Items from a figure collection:
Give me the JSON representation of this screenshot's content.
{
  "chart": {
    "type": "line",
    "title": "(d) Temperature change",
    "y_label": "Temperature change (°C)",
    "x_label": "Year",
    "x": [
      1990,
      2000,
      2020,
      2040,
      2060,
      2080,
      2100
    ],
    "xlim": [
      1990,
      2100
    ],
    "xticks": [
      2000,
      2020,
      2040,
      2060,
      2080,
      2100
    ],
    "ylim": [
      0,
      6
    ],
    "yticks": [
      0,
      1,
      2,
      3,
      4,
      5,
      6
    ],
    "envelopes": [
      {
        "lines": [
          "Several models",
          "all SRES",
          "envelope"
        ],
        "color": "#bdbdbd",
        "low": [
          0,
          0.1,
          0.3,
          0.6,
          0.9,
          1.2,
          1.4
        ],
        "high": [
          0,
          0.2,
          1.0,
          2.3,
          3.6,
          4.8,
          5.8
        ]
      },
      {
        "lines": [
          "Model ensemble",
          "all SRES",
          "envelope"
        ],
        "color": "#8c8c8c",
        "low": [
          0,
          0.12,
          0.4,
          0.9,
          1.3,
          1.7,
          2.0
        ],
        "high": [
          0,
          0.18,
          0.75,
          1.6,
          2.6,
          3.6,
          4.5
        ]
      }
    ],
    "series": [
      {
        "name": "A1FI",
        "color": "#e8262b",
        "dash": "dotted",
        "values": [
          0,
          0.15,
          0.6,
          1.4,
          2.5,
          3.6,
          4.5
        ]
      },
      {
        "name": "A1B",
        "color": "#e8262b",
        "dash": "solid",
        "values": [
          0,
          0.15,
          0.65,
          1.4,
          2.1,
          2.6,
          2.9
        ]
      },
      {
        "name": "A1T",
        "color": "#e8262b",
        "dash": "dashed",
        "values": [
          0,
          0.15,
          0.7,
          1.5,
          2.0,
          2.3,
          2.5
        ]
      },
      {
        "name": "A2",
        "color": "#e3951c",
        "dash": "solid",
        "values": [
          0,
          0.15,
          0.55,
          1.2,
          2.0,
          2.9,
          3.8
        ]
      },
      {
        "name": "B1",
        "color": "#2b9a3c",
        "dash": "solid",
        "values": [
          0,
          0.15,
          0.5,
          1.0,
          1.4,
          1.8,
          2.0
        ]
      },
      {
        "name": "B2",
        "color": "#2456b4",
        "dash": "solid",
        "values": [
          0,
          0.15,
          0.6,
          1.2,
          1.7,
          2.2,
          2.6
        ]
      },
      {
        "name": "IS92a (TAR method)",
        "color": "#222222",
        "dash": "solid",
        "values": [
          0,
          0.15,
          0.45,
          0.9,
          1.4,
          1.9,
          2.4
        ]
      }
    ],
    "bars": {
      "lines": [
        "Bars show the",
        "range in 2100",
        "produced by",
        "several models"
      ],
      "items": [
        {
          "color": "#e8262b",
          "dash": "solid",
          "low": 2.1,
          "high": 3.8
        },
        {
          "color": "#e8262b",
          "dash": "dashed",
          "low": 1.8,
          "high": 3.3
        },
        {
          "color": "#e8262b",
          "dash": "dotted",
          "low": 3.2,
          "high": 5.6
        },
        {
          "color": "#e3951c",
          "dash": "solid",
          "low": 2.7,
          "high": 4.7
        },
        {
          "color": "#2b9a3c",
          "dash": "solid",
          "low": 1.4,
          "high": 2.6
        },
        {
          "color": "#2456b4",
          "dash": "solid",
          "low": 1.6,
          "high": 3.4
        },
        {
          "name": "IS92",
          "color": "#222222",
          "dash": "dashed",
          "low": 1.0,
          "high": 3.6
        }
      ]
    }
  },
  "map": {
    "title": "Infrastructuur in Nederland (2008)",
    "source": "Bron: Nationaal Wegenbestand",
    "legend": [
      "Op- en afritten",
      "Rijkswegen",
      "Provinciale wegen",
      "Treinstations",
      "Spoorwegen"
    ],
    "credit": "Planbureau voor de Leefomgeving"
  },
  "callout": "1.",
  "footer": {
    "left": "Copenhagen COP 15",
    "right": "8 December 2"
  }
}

Aim of the exercise: Pull out every line containing "name".

Task output:
        "name": "A1FI",
        "name": "A1B",
        "name": "A1T",
        "name": "A2",
        "name": "B1",
        "name": "B2",
        "name": "IS92a (TAR method)",
          "name": "IS92",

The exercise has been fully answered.